-- GIVEN TASK --
Retype the records below word for word and omit any image.

### SUPPLIED RECORDS ###

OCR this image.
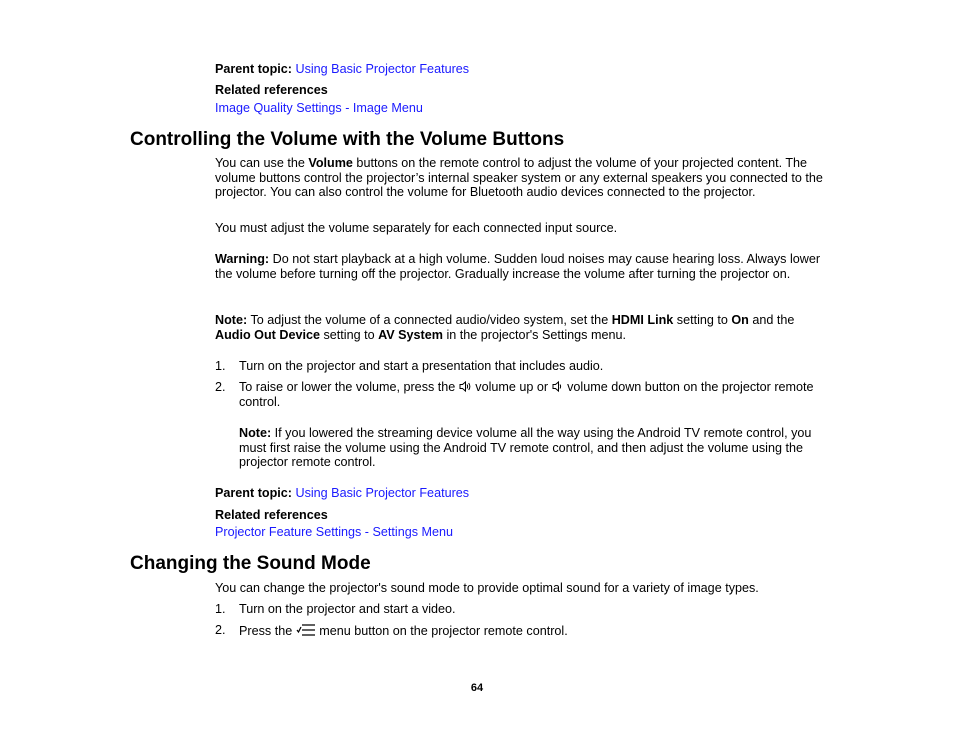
Parent topic: Using Basic Projector Features
Related references
Image Quality Settings - Image Menu
Controlling the Volume with the Volume Buttons
You can use the Volume buttons on the remote control to adjust the volume of your projected content. The volume buttons control the projector’s internal speaker system or any external speakers you connected to the projector. You can also control the volume for Bluetooth audio devices connected to the projector.
You must adjust the volume separately for each connected input source.
Warning: Do not start playback at a high volume. Sudden loud noises may cause hearing loss. Always lower the volume before turning off the projector. Gradually increase the volume after turning the projector on.
Note: To adjust the volume of a connected audio/video system, set the HDMI Link setting to On and the Audio Out Device setting to AV System in the projector's Settings menu.
1. Turn on the projector and start a presentation that includes audio.
2. To raise or lower the volume, press the  volume up or  volume down button on the projector remote control.
Note: If you lowered the streaming device volume all the way using the Android TV remote control, you must first raise the volume using the Android TV remote control, and then adjust the volume using the projector remote control.
Parent topic: Using Basic Projector Features
Related references
Projector Feature Settings - Settings Menu
Changing the Sound Mode
You can change the projector's sound mode to provide optimal sound for a variety of image types.
1. Turn on the projector and start a video.
2. Press the  menu button on the projector remote control.
64
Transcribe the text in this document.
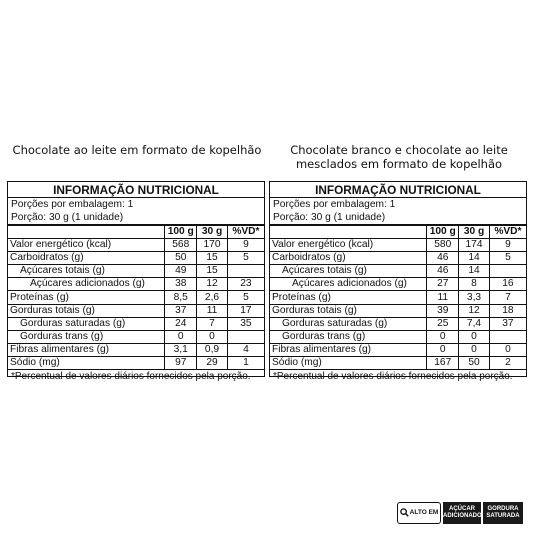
Chocolate ao leite em formato de kopelhão	Chocolate branco e chocolate ao leite
mesclados em formato de kopelhão
INFORMAÇÃO NUTRICIONAL
Porções por embalagem: 1
Porção: 30 g (1 unidade)
	100 g	30 g	%VD*
Valor energético (kcal)	568	170	9
Carboidratos (g)	50	15	5
Açúcares totais (g)	49	15	
Açúcares adicionados (g)	38	12	23
Proteínas (g)	8,5	2,6	5
Gorduras totais (g)	37	11	17
Gorduras saturadas (g)	24	7	35
Gorduras trans (g)	0	0	
Fibras alimentares (g)	3,1	0,9	4
Sódio (mg)	97	29	1
*Percentual de valores diários fornecidos pela porção.
INFORMAÇÃO NUTRICIONAL
Porções por embalagem: 1
Porção: 30 g (1 unidade)
	100 g	30 g	%VD*
Valor energético (kcal)	580	174	9
Carboidratos (g)	46	14	5
Açúcares totais (g)	46	14	
Açúcares adicionados (g)	27	8	16
Proteínas (g)	11	3,3	7
Gorduras totais (g)	39	12	18
Gorduras saturadas (g)	25	7,4	37
Gorduras trans (g)	0	0	
Fibras alimentares (g)	0	0	0
Sódio (mg)	167	50	2
*Percentual de valores diários fornecidos pela porção.
ALTO EM
AÇÚCAR
ADICIONADO
GORDURA
SATURADA
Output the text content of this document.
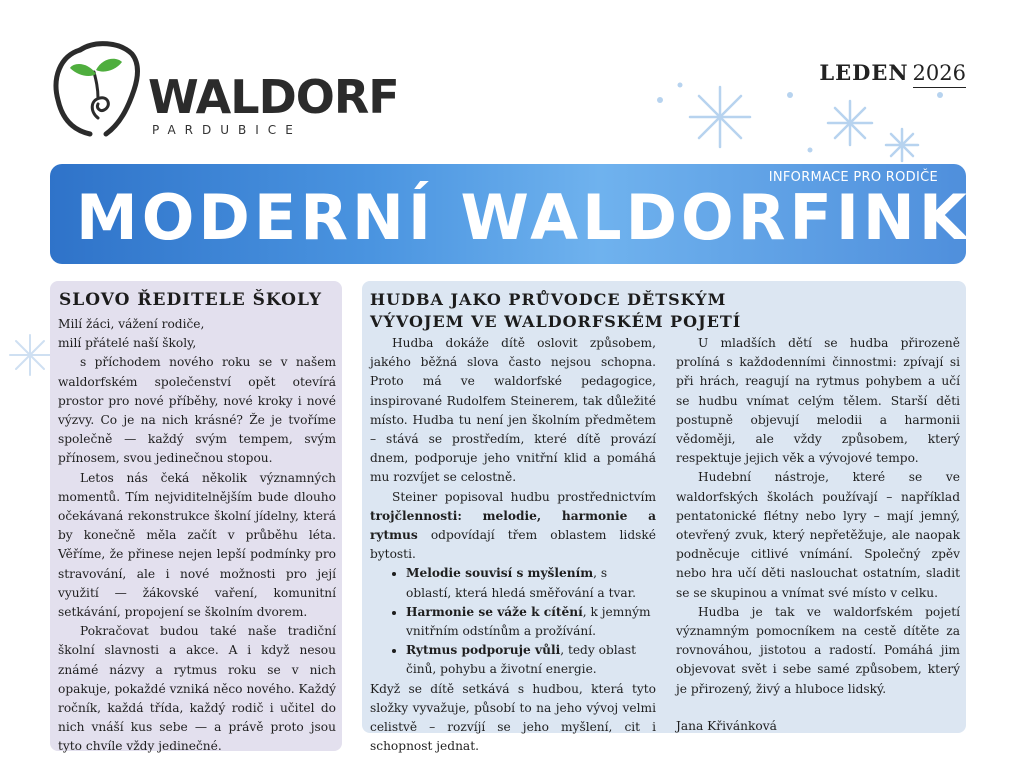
WALDORF
PARDUBICE
LEDEN 2026
INFORMACE PRO RODIČE
MODERNÍ WALDORFINKY
SLOVO ŘEDITELE ŠKOLY

Milí žáci, vážení rodiče,

milí přátelé naší školy,

s příchodem nového roku se v našem waldorfském společenství opět otevírá prostor pro nové příběhy, nové kroky i nové výzvy. Co je na nich krásné? Že je tvoříme společně — každý svým tempem, svým přínosem, svou jedinečnou stopou.

Letos nás čeká několik významných momentů. Tím nejviditelnějším bude dlouho očekávaná rekonstrukce školní jídelny, která by konečně měla začít v průběhu léta. Věříme, že přinese nejen lepší podmínky pro stravování, ale i nové možnosti pro její využití — žákovské vaření, komunitní setkávání, propojení se školním dvorem.

Pokračovat budou také naše tradiční školní slavnosti a akce. A i když nesou známé názvy a rytmus roku se v nich opakuje, pokaždé vzniká něco nového. Každý ročník, každá třída, každý rodič i učitel do nich vnáší kus sebe — a právě proto jsou tyto chvíle vždy jedinečné.

HUDBA JAKO PRŮVODCE DĚTSKÝM VÝVOJEM VE WALDORFSKÉM POJETÍ

Hudba dokáže dítě oslovit způsobem, jakého běžná slova často nejsou schopna. Proto má ve waldorfské pedagogice, inspirované Rudolfem Steinerem, tak důležité místo. Hudba tu není jen školním předmětem – stává se prostředím, které dítě provází dnem, podporuje jeho vnitřní klid a pomáhá mu rozvíjet se celostně.

Steiner popisoval hudbu prostřednictvím trojčlennosti: melodie, harmonie a rytmus odpovídají třem oblastem lidské bytosti.

• Melodie souvisí s myšlením, s oblastí, která hledá směřování a tvar.
• Harmonie se váže k cítění, k jemným vnitřním odstínům a prožívání.
• Rytmus podporuje vůli, tedy oblast činů, pohybu a životní energie.

Když se dítě setkává s hudbou, která tyto složky vyvažuje, působí to na jeho vývoj velmi celistvě – rozvíjí se jeho myšlení, cit i schopnost jednat.

U mladších dětí se hudba přirozeně prolíná s každodenními činnostmi: zpívají si při hrách, reagují na rytmus pohybem a učí se hudbu vnímat celým tělem. Starší děti postupně objevují melodii a harmonii vědoměji, ale vždy způsobem, který respektuje jejich věk a vývojové tempo.

Hudební nástroje, které se ve waldorfských školách používají – například pentatonické flétny nebo lyry – mají jemný, otevřený zvuk, který nepřetěžuje, ale naopak podněcuje citlivé vnímání. Společný zpěv nebo hra učí děti naslouchat ostatním, sladit se se skupinou a vnímat své místo v celku.

Hudba je tak ve waldorfském pojetí významným pomocníkem na cestě dítěte za rovnováhou, jistotou a radostí. Pomáhá jim objevovat svět i sebe samé způsobem, který je přirozený, živý a hluboce lidský.

Jana Křivánková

###

-- OUTPUT FOR THIS EXERCISE --
OCR this image.
Parent topic: Using Basic Projector Features
Related references
Image Quality Settings - Image Menu
Controlling the Volume with the Volume Buttons
You can use the Volume buttons on the remote control to adjust the volume of your projected content. The volume buttons control the projector’s internal speaker system or any external speakers you connected to the projector. You can also control the volume for Bluetooth audio devices connected to the projector.
You must adjust the volume separately for each connected input source.
Warning: Do not start playback at a high volume. Sudden loud noises may cause hearing loss. Always lower the volume before turning off the projector. Gradually increase the volume after turning the projector on.
Note: To adjust the volume of a connected audio/video system, set the HDMI Link setting to On and the Audio Out Device setting to AV System in the projector's Settings menu.
1. Turn on the projector and start a presentation that includes audio.
2. To raise or lower the volume, press the  volume up or  volume down button on the projector remote control.
Note: If you lowered the streaming device volume all the way using the Android TV remote control, you must first raise the volume using the Android TV remote control, and then adjust the volume using the projector remote control.
Parent topic: Using Basic Projector Features
Related references
Projector Feature Settings - Settings Menu
Changing the Sound Mode
You can change the projector's sound mode to provide optimal sound for a variety of image types.
1. Turn on the projector and start a video.
2. Press the  menu button on the projector remote control.
64
Transcribe the text in this document.
Chocolate ao leite em formato de kopelhão	Chocolate branco e chocolate ao leite
mesclados em formato de kopelhão
INFORMAÇÃO NUTRICIONAL
Porções por embalagem: 1
Porção: 30 g (1 unidade)
	100 g	30 g	%VD*
Valor energético (kcal)	568	170	9
Carboidratos (g)	50	15	5
Açúcares totais (g)	49	15	
Açúcares adicionados (g)	38	12	23
Proteínas (g)	8,5	2,6	5
Gorduras totais (g)	37	11	17
Gorduras saturadas (g)	24	7	35
Gorduras trans (g)	0	0	
Fibras alimentares (g)	3,1	0,9	4
Sódio (mg)	97	29	1
*Percentual de valores diários fornecidos pela porção.
INFORMAÇÃO NUTRICIONAL
Porções por embalagem: 1
Porção: 30 g (1 unidade)
	100 g	30 g	%VD*
Valor energético (kcal)	580	174	9
Carboidratos (g)	46	14	5
Açúcares totais (g)	46	14	
Açúcares adicionados (g)	27	8	16
Proteínas (g)	11	3,3	7
Gorduras totais (g)	39	12	18
Gorduras saturadas (g)	25	7,4	37
Gorduras trans (g)	0	0	
Fibras alimentares (g)	0	0	0
Sódio (mg)	167	50	2
*Percentual de valores diários fornecidos pela porção.
ALTO EM
AÇÚCAR
ADICIONADO
GORDURA
SATURADA
Output the text content of this document.
WALDORF
PARDUBICE
LEDEN 2026
INFORMACE PRO RODIČE
MODERNÍ WALDORFINKY
SLOVO ŘEDITELE ŠKOLY

Milí žáci, vážení rodiče,

milí přátelé naší školy,

s příchodem nového roku se v našem waldorfském společenství opět otevírá prostor pro nové příběhy, nové kroky i nové výzvy. Co je na nich krásné? Že je tvoříme společně — každý svým tempem, svým přínosem, svou jedinečnou stopou.

Letos nás čeká několik významných momentů. Tím nejviditelnějším bude dlouho očekávaná rekonstrukce školní jídelny, která by konečně měla začít v průběhu léta. Věříme, že přinese nejen lepší podmínky pro stravování, ale i nové možnosti pro její využití — žákovské vaření, komunitní setkávání, propojení se školním dvorem.

Pokračovat budou také naše tradiční školní slavnosti a akce. A i když nesou známé názvy a rytmus roku se v nich opakuje, pokaždé vzniká něco nového. Každý ročník, každá třída, každý rodič i učitel do nich vnáší kus sebe — a právě proto jsou tyto chvíle vždy jedinečné.

HUDBA JAKO PRŮVODCE DĚTSKÝM VÝVOJEM VE WALDORFSKÉM POJETÍ

Hudba dokáže dítě oslovit způsobem, jakého běžná slova často nejsou schopna. Proto má ve waldorfské pedagogice, inspirované Rudolfem Steinerem, tak důležité místo. Hudba tu není jen školním předmětem – stává se prostředím, které dítě provází dnem, podporuje jeho vnitřní klid a pomáhá mu rozvíjet se celostně.

Steiner popisoval hudbu prostřednictvím trojčlennosti: melodie, harmonie a rytmus odpovídají třem oblastem lidské bytosti.

• Melodie souvisí s myšlením, s oblastí, která hledá směřování a tvar.
• Harmonie se váže k cítění, k jemným vnitřním odstínům a prožívání.
• Rytmus podporuje vůli, tedy oblast činů, pohybu a životní energie.

Když se dítě setkává s hudbou, která tyto složky vyvažuje, působí to na jeho vývoj velmi celistvě – rozvíjí se jeho myšlení, cit i schopnost jednat.

U mladších dětí se hudba přirozeně prolíná s každodenními činnostmi: zpívají si při hrách, reagují na rytmus pohybem a učí se hudbu vnímat celým tělem. Starší děti postupně objevují melodii a harmonii vědoměji, ale vždy způsobem, který respektuje jejich věk a vývojové tempo.

Hudební nástroje, které se ve waldorfských školách používají – například pentatonické flétny nebo lyry – mají jemný, otevřený zvuk, který nepřetěžuje, ale naopak podněcuje citlivé vnímání. Společný zpěv nebo hra učí děti naslouchat ostatním, sladit se se skupinou a vnímat své místo v celku.

Hudba je tak ve waldorfském pojetí významným pomocníkem na cestě dítěte za rovnováhou, jistotou a radostí. Pomáhá jim objevovat svět i sebe samé způsobem, který je přirozený, živý a hluboce lidský.

Jana Křivánková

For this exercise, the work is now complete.